Find the string "Ennusteen" and gather every line that holds it.
--- DATA PROVIDED ---
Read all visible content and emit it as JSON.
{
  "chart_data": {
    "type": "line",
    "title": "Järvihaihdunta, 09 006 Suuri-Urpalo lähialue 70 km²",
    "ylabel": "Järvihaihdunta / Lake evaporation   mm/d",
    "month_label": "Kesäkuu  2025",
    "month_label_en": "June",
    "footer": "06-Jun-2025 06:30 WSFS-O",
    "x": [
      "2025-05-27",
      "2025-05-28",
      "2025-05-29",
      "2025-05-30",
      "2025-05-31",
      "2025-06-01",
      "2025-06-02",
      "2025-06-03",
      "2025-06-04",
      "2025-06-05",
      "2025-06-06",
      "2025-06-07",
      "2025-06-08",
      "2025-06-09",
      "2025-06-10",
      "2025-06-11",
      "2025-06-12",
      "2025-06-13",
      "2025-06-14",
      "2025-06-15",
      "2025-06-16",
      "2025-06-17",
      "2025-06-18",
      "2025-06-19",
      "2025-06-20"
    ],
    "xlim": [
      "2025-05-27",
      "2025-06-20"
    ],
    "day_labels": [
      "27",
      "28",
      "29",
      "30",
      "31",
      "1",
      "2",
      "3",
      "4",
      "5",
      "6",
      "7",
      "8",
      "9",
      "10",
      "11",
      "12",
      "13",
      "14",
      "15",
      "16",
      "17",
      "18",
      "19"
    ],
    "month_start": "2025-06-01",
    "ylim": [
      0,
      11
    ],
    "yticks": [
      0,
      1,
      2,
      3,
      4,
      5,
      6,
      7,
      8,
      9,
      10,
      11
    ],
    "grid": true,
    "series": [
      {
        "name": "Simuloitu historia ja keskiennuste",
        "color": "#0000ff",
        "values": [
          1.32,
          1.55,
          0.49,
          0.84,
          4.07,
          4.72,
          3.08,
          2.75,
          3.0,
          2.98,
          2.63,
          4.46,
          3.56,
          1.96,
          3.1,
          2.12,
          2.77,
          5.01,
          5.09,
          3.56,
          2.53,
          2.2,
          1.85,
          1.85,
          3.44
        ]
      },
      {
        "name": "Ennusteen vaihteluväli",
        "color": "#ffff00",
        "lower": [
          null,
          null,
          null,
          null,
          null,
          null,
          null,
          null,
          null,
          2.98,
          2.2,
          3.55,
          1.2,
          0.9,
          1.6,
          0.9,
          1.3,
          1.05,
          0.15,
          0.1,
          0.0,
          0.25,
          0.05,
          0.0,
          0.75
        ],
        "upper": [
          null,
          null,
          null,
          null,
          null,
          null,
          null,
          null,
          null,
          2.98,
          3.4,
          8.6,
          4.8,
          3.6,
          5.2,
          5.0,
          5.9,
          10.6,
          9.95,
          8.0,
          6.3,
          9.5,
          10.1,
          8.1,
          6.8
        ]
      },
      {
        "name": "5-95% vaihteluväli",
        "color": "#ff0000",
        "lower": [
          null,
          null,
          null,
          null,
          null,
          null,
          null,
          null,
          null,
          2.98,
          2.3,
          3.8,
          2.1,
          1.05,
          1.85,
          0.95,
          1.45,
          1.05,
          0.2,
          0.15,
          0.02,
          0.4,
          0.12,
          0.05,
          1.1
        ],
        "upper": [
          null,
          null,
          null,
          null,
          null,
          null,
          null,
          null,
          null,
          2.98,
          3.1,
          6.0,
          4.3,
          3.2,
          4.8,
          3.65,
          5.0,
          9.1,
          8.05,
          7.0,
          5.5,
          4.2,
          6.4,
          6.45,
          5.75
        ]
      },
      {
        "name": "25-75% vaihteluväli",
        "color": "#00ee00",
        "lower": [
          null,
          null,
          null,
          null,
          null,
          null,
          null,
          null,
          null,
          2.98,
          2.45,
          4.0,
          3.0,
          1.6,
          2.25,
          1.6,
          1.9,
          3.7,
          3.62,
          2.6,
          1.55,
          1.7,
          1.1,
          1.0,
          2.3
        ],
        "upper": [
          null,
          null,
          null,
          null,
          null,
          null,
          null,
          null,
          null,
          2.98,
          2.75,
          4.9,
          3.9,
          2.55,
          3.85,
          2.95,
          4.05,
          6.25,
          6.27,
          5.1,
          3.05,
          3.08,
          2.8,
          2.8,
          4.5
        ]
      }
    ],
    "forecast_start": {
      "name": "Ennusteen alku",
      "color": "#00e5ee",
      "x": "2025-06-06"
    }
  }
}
---
» TASK OUTPUT
        "name": "Ennusteen vaihteluväli",
      "name": "Ennusteen alku",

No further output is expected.